**TRY IT:** Report every line of the records below that contains the word "Matières".

DATA SUPPLIED: Begin

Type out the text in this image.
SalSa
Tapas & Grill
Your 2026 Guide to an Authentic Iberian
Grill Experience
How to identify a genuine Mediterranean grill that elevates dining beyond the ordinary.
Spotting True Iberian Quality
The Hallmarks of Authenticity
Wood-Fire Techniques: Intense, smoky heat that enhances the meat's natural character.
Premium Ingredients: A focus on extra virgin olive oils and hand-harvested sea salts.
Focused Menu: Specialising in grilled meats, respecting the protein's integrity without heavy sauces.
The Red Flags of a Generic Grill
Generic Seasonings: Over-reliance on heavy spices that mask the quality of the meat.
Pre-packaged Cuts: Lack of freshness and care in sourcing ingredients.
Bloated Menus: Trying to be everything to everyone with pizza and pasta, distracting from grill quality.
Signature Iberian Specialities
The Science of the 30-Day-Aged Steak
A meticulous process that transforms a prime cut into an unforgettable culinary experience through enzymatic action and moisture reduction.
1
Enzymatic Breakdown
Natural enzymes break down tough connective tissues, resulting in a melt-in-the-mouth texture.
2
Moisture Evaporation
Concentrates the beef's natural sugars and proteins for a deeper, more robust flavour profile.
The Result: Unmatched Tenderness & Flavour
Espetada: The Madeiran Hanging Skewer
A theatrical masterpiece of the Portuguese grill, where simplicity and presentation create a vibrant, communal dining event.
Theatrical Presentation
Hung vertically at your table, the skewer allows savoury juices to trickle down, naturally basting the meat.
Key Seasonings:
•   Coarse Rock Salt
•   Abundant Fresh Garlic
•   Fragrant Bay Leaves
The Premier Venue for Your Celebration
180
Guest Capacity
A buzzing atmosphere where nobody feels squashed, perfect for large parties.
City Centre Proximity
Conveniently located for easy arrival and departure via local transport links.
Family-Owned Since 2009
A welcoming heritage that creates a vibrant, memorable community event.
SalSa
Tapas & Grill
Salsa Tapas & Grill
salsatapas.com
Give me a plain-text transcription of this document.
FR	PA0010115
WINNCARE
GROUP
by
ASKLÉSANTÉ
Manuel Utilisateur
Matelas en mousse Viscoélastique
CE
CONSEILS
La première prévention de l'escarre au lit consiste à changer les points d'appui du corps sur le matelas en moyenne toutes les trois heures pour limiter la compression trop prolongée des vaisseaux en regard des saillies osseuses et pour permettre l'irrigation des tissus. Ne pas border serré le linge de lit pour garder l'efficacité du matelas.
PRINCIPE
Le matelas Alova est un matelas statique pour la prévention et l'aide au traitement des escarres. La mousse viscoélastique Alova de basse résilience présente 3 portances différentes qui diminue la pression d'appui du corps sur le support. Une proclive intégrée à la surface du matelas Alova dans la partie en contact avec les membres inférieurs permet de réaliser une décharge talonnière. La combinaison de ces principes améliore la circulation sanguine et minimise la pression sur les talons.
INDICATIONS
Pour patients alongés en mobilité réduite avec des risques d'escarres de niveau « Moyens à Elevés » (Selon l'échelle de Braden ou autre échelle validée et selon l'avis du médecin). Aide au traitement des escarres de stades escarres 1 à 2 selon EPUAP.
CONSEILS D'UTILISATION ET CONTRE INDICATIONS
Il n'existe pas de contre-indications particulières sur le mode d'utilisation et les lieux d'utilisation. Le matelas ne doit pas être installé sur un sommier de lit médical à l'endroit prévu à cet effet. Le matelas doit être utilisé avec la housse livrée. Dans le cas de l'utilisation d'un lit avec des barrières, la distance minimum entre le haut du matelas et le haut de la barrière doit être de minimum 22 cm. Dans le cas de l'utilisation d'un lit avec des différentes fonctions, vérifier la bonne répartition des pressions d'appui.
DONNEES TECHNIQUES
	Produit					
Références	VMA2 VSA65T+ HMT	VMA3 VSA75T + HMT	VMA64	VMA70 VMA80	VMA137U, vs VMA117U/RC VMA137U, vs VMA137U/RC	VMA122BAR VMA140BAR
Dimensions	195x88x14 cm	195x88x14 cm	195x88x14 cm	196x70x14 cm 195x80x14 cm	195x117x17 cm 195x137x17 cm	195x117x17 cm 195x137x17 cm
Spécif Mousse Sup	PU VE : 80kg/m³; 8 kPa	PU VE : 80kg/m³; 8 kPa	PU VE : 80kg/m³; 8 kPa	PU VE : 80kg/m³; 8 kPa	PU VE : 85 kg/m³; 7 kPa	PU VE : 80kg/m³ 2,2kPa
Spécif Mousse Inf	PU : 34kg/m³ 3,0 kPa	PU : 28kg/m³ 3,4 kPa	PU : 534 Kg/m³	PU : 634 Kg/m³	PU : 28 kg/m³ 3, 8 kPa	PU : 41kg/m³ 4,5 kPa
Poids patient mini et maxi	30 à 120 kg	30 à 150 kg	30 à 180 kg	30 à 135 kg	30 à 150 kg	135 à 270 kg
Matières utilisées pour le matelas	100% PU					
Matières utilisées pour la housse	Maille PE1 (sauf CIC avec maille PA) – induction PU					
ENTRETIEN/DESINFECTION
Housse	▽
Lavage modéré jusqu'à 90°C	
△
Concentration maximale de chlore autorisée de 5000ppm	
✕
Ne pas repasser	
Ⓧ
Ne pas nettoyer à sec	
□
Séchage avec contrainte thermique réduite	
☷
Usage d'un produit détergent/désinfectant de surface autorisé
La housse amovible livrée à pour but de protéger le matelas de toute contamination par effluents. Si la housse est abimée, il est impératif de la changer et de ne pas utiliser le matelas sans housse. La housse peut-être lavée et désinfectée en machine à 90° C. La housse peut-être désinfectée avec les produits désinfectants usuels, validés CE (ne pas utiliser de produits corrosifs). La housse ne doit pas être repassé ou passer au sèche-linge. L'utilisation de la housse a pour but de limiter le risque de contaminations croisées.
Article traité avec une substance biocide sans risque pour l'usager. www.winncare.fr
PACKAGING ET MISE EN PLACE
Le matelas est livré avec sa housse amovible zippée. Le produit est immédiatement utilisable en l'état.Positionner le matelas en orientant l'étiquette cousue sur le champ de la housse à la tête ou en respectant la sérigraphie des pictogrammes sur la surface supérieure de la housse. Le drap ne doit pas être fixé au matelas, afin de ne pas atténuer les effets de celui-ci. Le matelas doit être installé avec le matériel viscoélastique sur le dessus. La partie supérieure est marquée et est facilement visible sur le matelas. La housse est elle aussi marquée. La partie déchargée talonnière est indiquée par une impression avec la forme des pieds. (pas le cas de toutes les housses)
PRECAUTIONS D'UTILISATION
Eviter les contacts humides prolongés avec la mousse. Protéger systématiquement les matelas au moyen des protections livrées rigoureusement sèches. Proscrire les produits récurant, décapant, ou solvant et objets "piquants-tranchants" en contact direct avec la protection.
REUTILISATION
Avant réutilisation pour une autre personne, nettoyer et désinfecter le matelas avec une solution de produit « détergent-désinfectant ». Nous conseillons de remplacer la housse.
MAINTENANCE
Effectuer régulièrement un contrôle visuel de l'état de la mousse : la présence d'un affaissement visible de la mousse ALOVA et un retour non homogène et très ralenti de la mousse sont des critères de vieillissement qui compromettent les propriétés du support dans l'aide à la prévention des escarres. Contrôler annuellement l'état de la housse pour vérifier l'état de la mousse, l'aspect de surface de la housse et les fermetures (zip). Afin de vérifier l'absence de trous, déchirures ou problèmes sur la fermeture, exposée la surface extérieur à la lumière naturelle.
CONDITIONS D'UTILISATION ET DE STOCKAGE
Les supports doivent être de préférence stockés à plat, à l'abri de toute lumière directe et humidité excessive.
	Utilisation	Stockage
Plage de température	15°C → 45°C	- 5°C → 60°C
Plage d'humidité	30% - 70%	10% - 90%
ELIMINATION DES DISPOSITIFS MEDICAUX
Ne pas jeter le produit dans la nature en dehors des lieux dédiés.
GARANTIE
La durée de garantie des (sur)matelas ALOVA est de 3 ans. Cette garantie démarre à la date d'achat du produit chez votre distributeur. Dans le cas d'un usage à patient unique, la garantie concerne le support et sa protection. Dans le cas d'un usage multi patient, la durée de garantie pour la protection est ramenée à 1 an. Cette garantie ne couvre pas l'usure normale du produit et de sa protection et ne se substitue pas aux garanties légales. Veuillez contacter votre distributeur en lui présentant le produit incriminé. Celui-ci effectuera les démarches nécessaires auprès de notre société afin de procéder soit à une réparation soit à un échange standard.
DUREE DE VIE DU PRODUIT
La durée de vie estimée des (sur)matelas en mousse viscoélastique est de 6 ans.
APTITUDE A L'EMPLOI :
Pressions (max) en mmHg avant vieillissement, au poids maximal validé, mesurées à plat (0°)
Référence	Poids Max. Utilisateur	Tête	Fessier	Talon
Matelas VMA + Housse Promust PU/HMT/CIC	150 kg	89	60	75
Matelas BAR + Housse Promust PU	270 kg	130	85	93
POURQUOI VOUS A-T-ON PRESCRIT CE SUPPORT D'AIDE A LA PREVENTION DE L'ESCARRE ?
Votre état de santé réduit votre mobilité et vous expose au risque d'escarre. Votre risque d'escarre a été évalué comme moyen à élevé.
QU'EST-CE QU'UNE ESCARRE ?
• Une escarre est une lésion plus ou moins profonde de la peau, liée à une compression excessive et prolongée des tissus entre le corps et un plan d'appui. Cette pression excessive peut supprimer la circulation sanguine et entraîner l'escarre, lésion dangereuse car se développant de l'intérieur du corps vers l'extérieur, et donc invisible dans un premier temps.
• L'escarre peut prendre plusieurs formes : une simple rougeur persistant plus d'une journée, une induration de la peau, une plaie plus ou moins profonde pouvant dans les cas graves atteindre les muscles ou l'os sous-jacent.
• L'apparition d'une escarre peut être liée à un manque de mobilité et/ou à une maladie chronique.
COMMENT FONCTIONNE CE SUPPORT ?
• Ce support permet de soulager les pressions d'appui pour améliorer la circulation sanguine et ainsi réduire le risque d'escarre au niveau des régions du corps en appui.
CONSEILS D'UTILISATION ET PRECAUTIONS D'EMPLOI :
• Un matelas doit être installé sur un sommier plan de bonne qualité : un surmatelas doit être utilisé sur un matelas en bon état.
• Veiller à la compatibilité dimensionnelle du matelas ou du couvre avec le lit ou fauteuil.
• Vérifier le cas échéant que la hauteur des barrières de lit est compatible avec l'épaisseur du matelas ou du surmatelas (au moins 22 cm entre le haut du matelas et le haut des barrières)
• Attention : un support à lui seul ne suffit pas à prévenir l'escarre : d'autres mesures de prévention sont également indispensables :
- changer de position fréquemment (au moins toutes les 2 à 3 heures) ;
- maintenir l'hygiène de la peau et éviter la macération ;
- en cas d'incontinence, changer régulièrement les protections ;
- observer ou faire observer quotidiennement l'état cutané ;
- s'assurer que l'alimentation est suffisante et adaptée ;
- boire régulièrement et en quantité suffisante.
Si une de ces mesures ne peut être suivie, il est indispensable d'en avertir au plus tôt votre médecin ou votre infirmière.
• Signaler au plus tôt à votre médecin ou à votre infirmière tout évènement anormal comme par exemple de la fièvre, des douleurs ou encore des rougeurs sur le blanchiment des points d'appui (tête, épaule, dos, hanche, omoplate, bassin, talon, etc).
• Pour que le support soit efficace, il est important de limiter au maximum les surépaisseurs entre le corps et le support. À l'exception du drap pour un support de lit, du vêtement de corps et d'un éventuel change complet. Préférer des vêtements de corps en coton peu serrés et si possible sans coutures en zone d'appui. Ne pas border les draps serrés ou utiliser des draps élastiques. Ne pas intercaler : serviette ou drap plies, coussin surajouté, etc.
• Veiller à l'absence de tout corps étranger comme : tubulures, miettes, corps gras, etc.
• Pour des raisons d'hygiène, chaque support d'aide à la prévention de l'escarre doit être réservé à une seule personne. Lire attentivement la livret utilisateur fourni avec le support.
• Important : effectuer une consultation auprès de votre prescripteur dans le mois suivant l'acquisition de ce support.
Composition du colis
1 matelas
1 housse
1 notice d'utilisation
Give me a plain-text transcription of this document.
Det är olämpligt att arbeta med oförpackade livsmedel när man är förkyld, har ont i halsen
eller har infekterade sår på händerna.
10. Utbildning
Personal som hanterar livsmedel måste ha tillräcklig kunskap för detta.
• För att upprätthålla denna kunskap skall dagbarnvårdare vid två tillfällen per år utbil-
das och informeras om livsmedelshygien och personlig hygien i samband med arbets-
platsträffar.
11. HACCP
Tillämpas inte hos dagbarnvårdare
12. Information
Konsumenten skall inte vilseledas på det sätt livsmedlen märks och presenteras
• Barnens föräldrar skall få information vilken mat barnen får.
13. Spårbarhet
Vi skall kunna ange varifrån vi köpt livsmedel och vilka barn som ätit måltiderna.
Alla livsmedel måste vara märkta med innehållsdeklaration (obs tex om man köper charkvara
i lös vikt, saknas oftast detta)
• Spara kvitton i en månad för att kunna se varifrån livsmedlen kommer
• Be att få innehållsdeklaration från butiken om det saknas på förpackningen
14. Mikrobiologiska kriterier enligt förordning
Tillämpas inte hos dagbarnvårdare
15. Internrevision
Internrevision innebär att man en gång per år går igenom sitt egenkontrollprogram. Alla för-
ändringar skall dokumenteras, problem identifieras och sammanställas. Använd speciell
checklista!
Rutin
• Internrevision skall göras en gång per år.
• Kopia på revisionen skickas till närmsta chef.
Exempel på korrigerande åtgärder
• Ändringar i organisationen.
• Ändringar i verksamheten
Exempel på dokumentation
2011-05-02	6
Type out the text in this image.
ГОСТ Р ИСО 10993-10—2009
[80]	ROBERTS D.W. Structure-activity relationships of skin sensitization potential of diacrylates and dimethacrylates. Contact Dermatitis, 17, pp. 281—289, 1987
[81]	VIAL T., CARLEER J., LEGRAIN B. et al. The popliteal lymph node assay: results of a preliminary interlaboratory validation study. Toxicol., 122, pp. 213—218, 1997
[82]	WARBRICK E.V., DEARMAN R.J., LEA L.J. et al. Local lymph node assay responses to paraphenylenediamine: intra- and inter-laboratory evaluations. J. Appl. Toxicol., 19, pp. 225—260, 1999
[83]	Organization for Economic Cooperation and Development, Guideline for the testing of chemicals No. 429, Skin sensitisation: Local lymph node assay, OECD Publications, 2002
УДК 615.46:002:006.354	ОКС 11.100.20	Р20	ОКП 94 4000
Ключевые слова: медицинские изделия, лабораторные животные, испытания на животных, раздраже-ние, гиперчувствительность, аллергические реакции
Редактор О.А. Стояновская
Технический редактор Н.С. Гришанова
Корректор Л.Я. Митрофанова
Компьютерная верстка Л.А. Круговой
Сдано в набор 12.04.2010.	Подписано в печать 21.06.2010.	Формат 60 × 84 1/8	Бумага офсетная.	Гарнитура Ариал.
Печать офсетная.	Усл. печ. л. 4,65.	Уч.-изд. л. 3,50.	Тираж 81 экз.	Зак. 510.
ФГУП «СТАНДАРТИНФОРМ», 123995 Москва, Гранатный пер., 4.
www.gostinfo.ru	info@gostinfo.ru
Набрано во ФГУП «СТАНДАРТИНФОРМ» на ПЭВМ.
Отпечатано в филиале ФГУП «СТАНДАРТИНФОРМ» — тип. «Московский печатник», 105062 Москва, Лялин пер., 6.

DATA SUPPLIED: End

**ANSWER FOR THIS EXERCISE:**
Matières utilisées pour le matelas	100% PU					
Matières utilisées pour la housse	Maille PE1 (sauf CIC avec maille PA) – induction PU					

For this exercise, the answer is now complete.